- Task statement -
Strip the pictures and reproduce the rest of the listing exactly.

Start Supplied entries

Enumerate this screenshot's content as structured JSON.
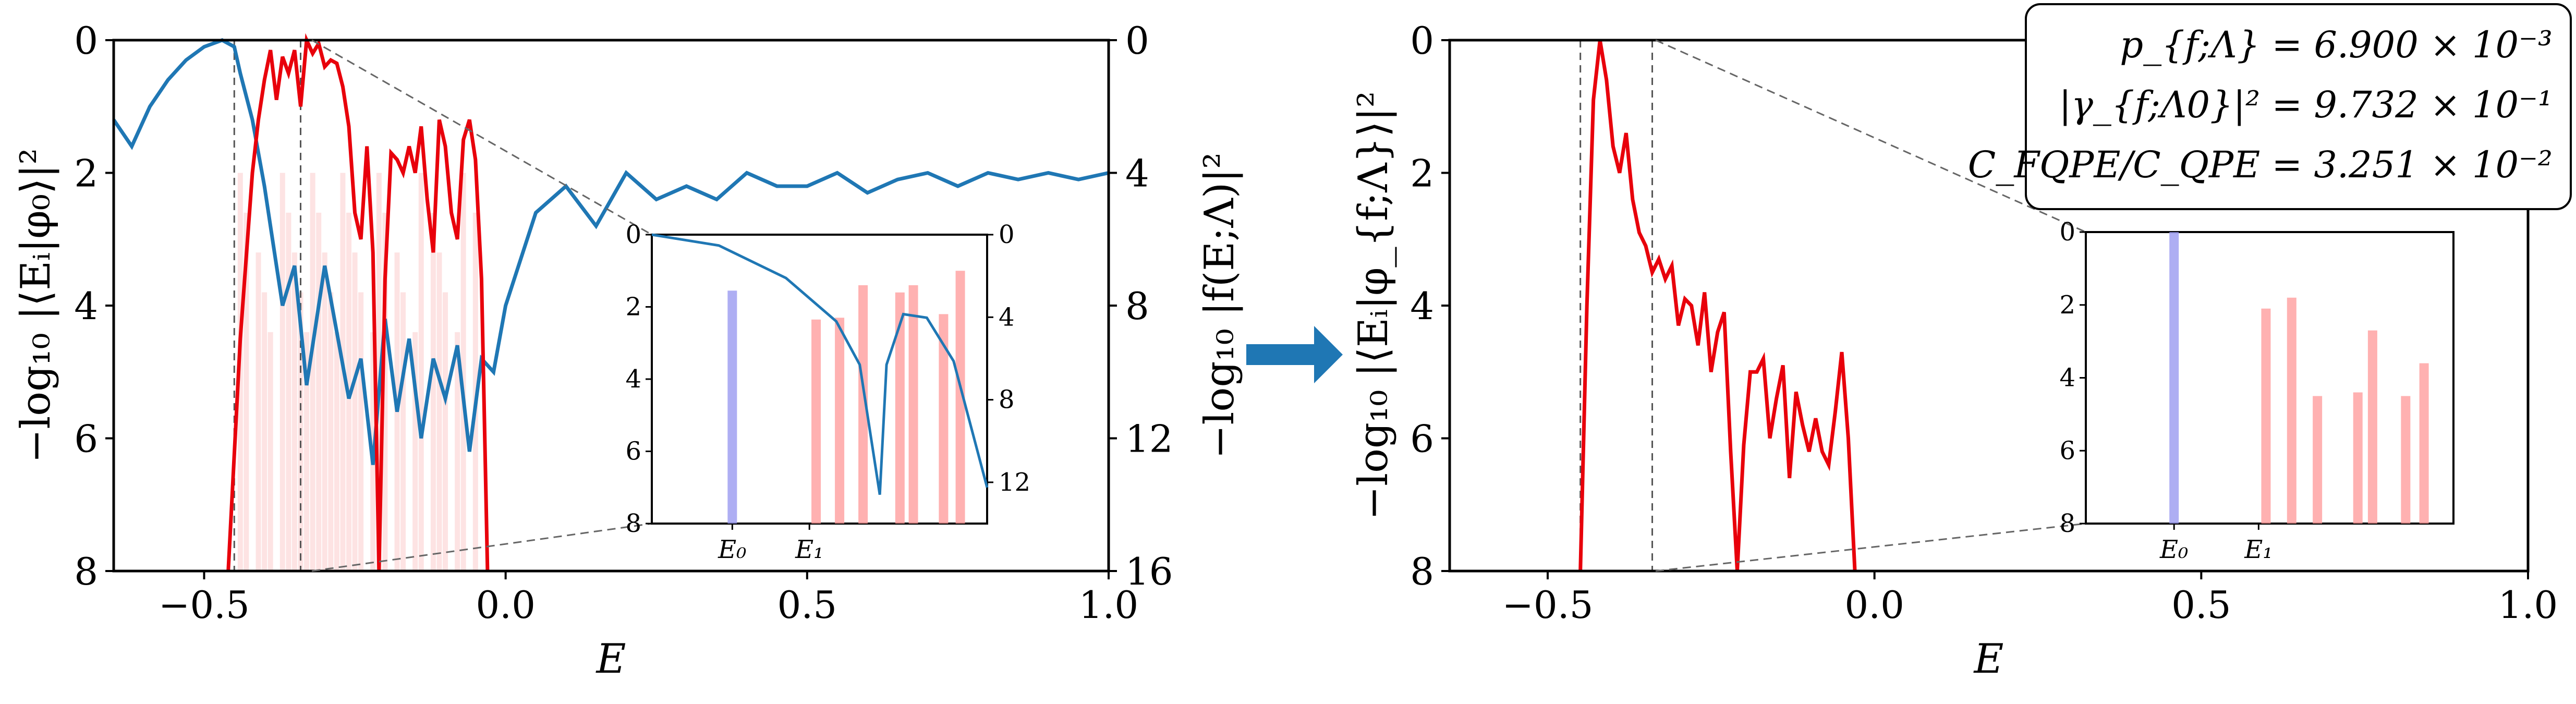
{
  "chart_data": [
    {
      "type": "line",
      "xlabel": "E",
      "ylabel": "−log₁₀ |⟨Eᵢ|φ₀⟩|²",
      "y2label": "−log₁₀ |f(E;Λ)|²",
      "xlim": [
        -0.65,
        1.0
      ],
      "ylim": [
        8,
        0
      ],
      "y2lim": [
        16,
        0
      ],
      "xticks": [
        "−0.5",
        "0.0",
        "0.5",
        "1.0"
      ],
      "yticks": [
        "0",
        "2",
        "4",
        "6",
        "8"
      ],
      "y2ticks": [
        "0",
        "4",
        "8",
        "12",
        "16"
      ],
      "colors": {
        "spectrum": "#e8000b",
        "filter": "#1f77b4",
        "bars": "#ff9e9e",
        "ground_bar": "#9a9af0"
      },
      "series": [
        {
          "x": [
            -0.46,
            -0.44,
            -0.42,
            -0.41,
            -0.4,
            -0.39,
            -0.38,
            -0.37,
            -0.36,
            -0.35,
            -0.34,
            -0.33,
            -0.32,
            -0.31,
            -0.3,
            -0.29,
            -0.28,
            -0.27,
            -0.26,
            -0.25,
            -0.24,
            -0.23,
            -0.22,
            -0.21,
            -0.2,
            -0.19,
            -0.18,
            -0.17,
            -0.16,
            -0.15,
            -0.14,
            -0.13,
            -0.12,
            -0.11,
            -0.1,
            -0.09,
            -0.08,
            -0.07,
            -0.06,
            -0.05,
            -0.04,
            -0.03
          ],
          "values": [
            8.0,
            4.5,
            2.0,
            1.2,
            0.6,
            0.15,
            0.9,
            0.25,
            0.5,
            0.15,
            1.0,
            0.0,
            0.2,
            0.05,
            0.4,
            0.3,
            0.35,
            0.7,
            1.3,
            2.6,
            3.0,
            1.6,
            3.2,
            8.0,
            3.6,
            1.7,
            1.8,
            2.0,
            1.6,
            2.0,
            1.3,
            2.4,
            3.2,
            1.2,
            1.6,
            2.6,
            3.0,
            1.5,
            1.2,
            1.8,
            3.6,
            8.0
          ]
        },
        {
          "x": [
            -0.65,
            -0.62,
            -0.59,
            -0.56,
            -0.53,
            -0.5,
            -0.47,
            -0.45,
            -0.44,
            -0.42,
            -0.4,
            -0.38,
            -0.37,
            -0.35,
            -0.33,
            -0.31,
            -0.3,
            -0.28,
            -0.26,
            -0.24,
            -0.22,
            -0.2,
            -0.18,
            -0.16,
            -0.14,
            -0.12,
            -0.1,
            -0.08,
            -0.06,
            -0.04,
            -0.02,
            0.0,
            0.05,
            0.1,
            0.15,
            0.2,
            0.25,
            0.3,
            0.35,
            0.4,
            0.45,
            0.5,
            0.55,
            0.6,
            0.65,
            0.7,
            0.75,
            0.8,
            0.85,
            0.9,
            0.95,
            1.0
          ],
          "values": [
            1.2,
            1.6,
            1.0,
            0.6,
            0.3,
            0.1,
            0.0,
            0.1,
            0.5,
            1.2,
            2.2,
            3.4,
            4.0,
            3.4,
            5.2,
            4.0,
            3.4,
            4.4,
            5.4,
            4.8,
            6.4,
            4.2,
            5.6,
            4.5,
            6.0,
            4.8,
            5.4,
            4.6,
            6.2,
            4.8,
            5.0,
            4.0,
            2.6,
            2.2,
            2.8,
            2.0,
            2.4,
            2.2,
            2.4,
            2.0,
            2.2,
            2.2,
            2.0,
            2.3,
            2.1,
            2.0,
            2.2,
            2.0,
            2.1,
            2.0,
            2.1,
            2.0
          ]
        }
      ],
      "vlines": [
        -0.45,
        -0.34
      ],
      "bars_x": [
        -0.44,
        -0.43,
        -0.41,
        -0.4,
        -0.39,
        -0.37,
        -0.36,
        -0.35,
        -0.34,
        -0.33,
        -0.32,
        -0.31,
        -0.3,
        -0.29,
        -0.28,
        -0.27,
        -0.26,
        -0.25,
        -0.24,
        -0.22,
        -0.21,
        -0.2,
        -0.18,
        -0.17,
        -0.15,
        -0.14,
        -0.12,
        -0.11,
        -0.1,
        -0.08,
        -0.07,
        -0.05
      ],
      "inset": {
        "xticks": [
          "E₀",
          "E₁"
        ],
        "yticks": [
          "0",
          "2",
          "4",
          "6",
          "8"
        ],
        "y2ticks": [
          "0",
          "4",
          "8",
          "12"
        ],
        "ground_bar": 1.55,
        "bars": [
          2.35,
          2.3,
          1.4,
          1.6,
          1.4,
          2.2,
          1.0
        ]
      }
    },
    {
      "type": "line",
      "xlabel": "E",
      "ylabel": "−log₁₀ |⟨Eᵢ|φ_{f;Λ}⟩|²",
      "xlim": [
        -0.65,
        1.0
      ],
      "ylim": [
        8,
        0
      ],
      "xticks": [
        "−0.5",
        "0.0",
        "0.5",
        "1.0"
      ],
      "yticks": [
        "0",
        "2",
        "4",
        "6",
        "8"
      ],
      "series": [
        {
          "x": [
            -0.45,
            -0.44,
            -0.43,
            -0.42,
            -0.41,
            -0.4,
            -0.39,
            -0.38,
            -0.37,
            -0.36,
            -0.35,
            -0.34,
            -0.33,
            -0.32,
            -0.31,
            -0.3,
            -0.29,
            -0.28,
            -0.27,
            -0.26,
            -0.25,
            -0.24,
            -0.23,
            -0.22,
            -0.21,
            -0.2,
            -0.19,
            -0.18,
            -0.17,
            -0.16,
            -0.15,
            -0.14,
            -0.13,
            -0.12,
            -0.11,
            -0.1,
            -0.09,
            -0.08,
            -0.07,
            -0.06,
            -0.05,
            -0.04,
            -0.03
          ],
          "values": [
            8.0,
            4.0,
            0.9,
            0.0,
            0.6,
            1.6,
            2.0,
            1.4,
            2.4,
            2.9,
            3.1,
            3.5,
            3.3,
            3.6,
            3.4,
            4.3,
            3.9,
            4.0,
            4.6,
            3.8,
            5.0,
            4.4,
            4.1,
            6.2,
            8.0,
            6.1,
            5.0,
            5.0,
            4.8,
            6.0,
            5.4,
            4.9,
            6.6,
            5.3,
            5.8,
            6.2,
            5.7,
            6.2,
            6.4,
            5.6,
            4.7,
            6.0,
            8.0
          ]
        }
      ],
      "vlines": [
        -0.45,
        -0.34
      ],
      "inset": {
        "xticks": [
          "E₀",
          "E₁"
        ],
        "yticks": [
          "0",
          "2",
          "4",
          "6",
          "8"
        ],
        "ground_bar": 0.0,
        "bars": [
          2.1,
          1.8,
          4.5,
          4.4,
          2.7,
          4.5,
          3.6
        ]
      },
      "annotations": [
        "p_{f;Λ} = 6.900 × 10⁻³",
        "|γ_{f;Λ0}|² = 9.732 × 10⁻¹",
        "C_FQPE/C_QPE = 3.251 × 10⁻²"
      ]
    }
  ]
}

End Supplied entries

- Correct output -
Enumerate this screenshot's content as structured JSON.
{
  "chart_data": [
    {
      "type": "line",
      "xlabel": "E",
      "ylabel": "−log₁₀ |⟨Eᵢ|φ₀⟩|²",
      "y2label": "−log₁₀ |f(E;Λ)|²",
      "xlim": [
        -0.65,
        1.0
      ],
      "ylim": [
        8,
        0
      ],
      "y2lim": [
        16,
        0
      ],
      "xticks": [
        "−0.5",
        "0.0",
        "0.5",
        "1.0"
      ],
      "yticks": [
        "0",
        "2",
        "4",
        "6",
        "8"
      ],
      "y2ticks": [
        "0",
        "4",
        "8",
        "12",
        "16"
      ],
      "colors": {
        "spectrum": "#e8000b",
        "filter": "#1f77b4",
        "bars": "#ff9e9e",
        "ground_bar": "#9a9af0"
      },
      "series": [
        {
          "x": [
            -0.46,
            -0.44,
            -0.42,
            -0.41,
            -0.4,
            -0.39,
            -0.38,
            -0.37,
            -0.36,
            -0.35,
            -0.34,
            -0.33,
            -0.32,
            -0.31,
            -0.3,
            -0.29,
            -0.28,
            -0.27,
            -0.26,
            -0.25,
            -0.24,
            -0.23,
            -0.22,
            -0.21,
            -0.2,
            -0.19,
            -0.18,
            -0.17,
            -0.16,
            -0.15,
            -0.14,
            -0.13,
            -0.12,
            -0.11,
            -0.1,
            -0.09,
            -0.08,
            -0.07,
            -0.06,
            -0.05,
            -0.04,
            -0.03
          ],
          "values": [
            8.0,
            4.5,
            2.0,
            1.2,
            0.6,
            0.15,
            0.9,
            0.25,
            0.5,
            0.15,
            1.0,
            0.0,
            0.2,
            0.05,
            0.4,
            0.3,
            0.35,
            0.7,
            1.3,
            2.6,
            3.0,
            1.6,
            3.2,
            8.0,
            3.6,
            1.7,
            1.8,
            2.0,
            1.6,
            2.0,
            1.3,
            2.4,
            3.2,
            1.2,
            1.6,
            2.6,
            3.0,
            1.5,
            1.2,
            1.8,
            3.6,
            8.0
          ]
        },
        {
          "x": [
            -0.65,
            -0.62,
            -0.59,
            -0.56,
            -0.53,
            -0.5,
            -0.47,
            -0.45,
            -0.44,
            -0.42,
            -0.4,
            -0.38,
            -0.37,
            -0.35,
            -0.33,
            -0.31,
            -0.3,
            -0.28,
            -0.26,
            -0.24,
            -0.22,
            -0.2,
            -0.18,
            -0.16,
            -0.14,
            -0.12,
            -0.1,
            -0.08,
            -0.06,
            -0.04,
            -0.02,
            0.0,
            0.05,
            0.1,
            0.15,
            0.2,
            0.25,
            0.3,
            0.35,
            0.4,
            0.45,
            0.5,
            0.55,
            0.6,
            0.65,
            0.7,
            0.75,
            0.8,
            0.85,
            0.9,
            0.95,
            1.0
          ],
          "values": [
            1.2,
            1.6,
            1.0,
            0.6,
            0.3,
            0.1,
            0.0,
            0.1,
            0.5,
            1.2,
            2.2,
            3.4,
            4.0,
            3.4,
            5.2,
            4.0,
            3.4,
            4.4,
            5.4,
            4.8,
            6.4,
            4.2,
            5.6,
            4.5,
            6.0,
            4.8,
            5.4,
            4.6,
            6.2,
            4.8,
            5.0,
            4.0,
            2.6,
            2.2,
            2.8,
            2.0,
            2.4,
            2.2,
            2.4,
            2.0,
            2.2,
            2.2,
            2.0,
            2.3,
            2.1,
            2.0,
            2.2,
            2.0,
            2.1,
            2.0,
            2.1,
            2.0
          ]
        }
      ],
      "vlines": [
        -0.45,
        -0.34
      ],
      "bars_x": [
        -0.44,
        -0.43,
        -0.41,
        -0.4,
        -0.39,
        -0.37,
        -0.36,
        -0.35,
        -0.34,
        -0.33,
        -0.32,
        -0.31,
        -0.3,
        -0.29,
        -0.28,
        -0.27,
        -0.26,
        -0.25,
        -0.24,
        -0.22,
        -0.21,
        -0.2,
        -0.18,
        -0.17,
        -0.15,
        -0.14,
        -0.12,
        -0.11,
        -0.1,
        -0.08,
        -0.07,
        -0.05
      ],
      "inset": {
        "xticks": [
          "E₀",
          "E₁"
        ],
        "yticks": [
          "0",
          "2",
          "4",
          "6",
          "8"
        ],
        "y2ticks": [
          "0",
          "4",
          "8",
          "12"
        ],
        "ground_bar": 1.55,
        "bars": [
          2.35,
          2.3,
          1.4,
          1.6,
          1.4,
          2.2,
          1.0
        ]
      }
    },
    {
      "type": "line",
      "xlabel": "E",
      "ylabel": "−log₁₀ |⟨Eᵢ|φ_{f;Λ}⟩|²",
      "xlim": [
        -0.65,
        1.0
      ],
      "ylim": [
        8,
        0
      ],
      "xticks": [
        "−0.5",
        "0.0",
        "0.5",
        "1.0"
      ],
      "yticks": [
        "0",
        "2",
        "4",
        "6",
        "8"
      ],
      "series": [
        {
          "x": [
            -0.45,
            -0.44,
            -0.43,
            -0.42,
            -0.41,
            -0.4,
            -0.39,
            -0.38,
            -0.37,
            -0.36,
            -0.35,
            -0.34,
            -0.33,
            -0.32,
            -0.31,
            -0.3,
            -0.29,
            -0.28,
            -0.27,
            -0.26,
            -0.25,
            -0.24,
            -0.23,
            -0.22,
            -0.21,
            -0.2,
            -0.19,
            -0.18,
            -0.17,
            -0.16,
            -0.15,
            -0.14,
            -0.13,
            -0.12,
            -0.11,
            -0.1,
            -0.09,
            -0.08,
            -0.07,
            -0.06,
            -0.05,
            -0.04,
            -0.03
          ],
          "values": [
            8.0,
            4.0,
            0.9,
            0.0,
            0.6,
            1.6,
            2.0,
            1.4,
            2.4,
            2.9,
            3.1,
            3.5,
            3.3,
            3.6,
            3.4,
            4.3,
            3.9,
            4.0,
            4.6,
            3.8,
            5.0,
            4.4,
            4.1,
            6.2,
            8.0,
            6.1,
            5.0,
            5.0,
            4.8,
            6.0,
            5.4,
            4.9,
            6.6,
            5.3,
            5.8,
            6.2,
            5.7,
            6.2,
            6.4,
            5.6,
            4.7,
            6.0,
            8.0
          ]
        }
      ],
      "vlines": [
        -0.45,
        -0.34
      ],
      "inset": {
        "xticks": [
          "E₀",
          "E₁"
        ],
        "yticks": [
          "0",
          "2",
          "4",
          "6",
          "8"
        ],
        "ground_bar": 0.0,
        "bars": [
          2.1,
          1.8,
          4.5,
          4.4,
          2.7,
          4.5,
          3.6
        ]
      },
      "annotations": [
        "p_{f;Λ} = 6.900 × 10⁻³",
        "|γ_{f;Λ0}|² = 9.732 × 10⁻¹",
        "C_FQPE/C_QPE = 3.251 × 10⁻²"
      ]
    }
  ]
}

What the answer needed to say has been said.